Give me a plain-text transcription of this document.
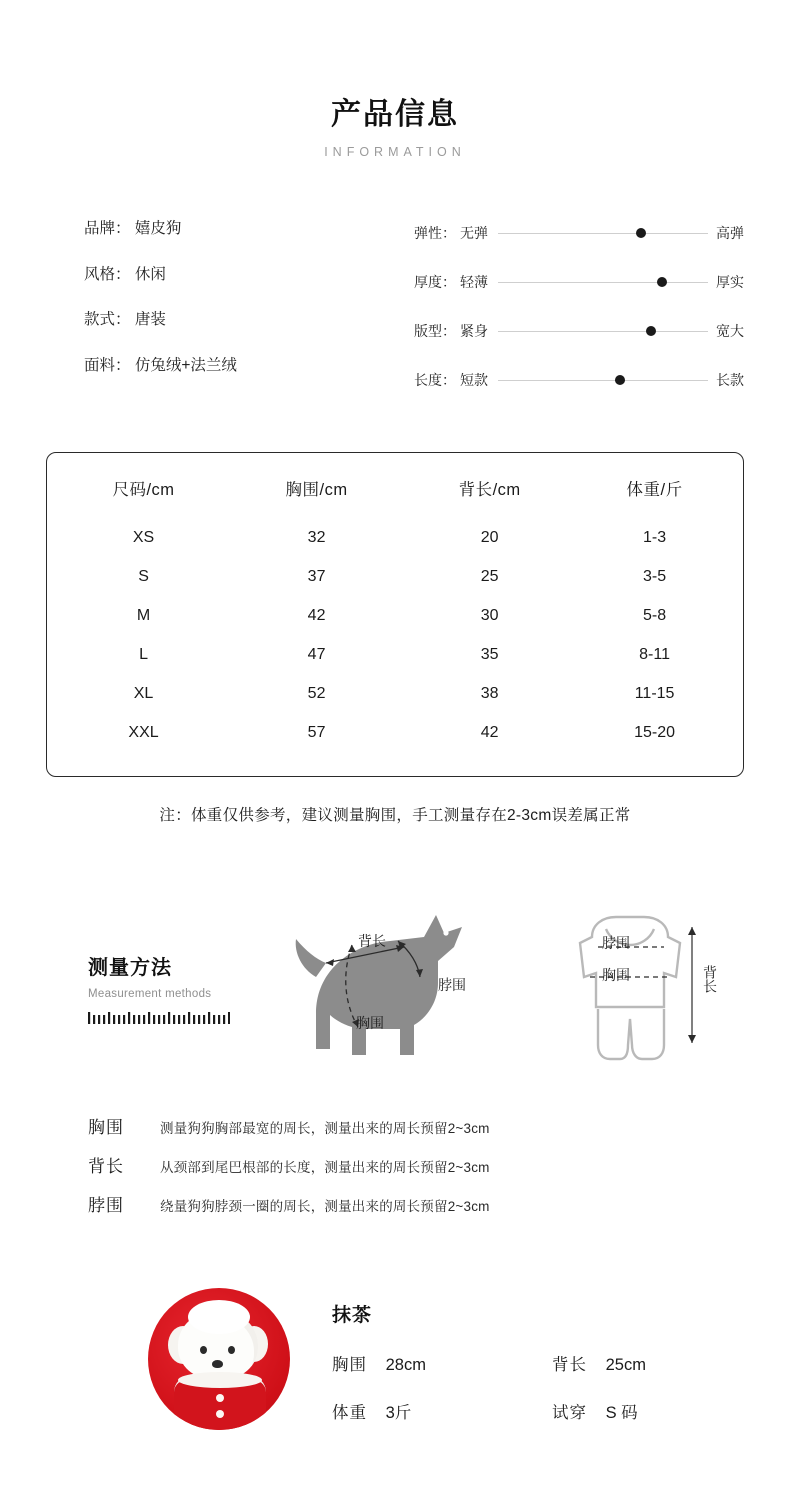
产品信息
INFORMATION
品牌： 嬉皮狗
风格： 休闲
款式： 唐装
面料： 仿兔绒+法兰绒
弹性： 无弹	高弹
厚度： 轻薄	厚实
版型： 紧身	宽大
长度： 短款	长款
尺码/cm	胸围/cm	背长/cm	体重/斤
XS	32	20	1-3
S	37	25	3-5
M	42	30	5-8
L	47	35	8-11
XL	52	38	11-15
XXL	57	42	15-20
注：体重仅供参考，建议测量胸围，手工测量存在2-3cm误差属正常
测量方法
Measurement methods
背长
脖围
胸围
脖围
胸围	背长
胸围	测量狗狗胸部最宽的周长，测量出来的周长预留2~3cm
背长	从颈部到尾巴根部的长度，测量出来的周长预留2~3cm
脖围	绕量狗狗脖颈一圈的周长，测量出来的周长预留2~3cm
抹茶
胸围 28cm	背长 25cm
体重 3斤	试穿 S 码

**********

- To do -
Reproduce each line exactly as it appears, omitting the pictures.

- Full output -
Give me a plain-text transcription of this document.
产品信息
INFORMATION
品牌： 嬉皮狗
风格： 休闲
款式： 唐装
面料： 仿兔绒+法兰绒
弹性： 无弹	高弹
厚度： 轻薄	厚实
版型： 紧身	宽大
长度： 短款	长款
尺码/cm	胸围/cm	背长/cm	体重/斤
XS	32	20	1-3
S	37	25	3-5
M	42	30	5-8
L	47	35	8-11
XL	52	38	11-15
XXL	57	42	15-20
注：体重仅供参考，建议测量胸围，手工测量存在2-3cm误差属正常
测量方法
Measurement methods
背长
脖围
胸围
脖围
胸围	背长
胸围	测量狗狗胸部最宽的周长，测量出来的周长预留2~3cm
背长	从颈部到尾巴根部的长度，测量出来的周长预留2~3cm
脖围	绕量狗狗脖颈一圈的周长，测量出来的周长预留2~3cm
抹茶
胸围 28cm	背长 25cm
体重 3斤	试穿 S 码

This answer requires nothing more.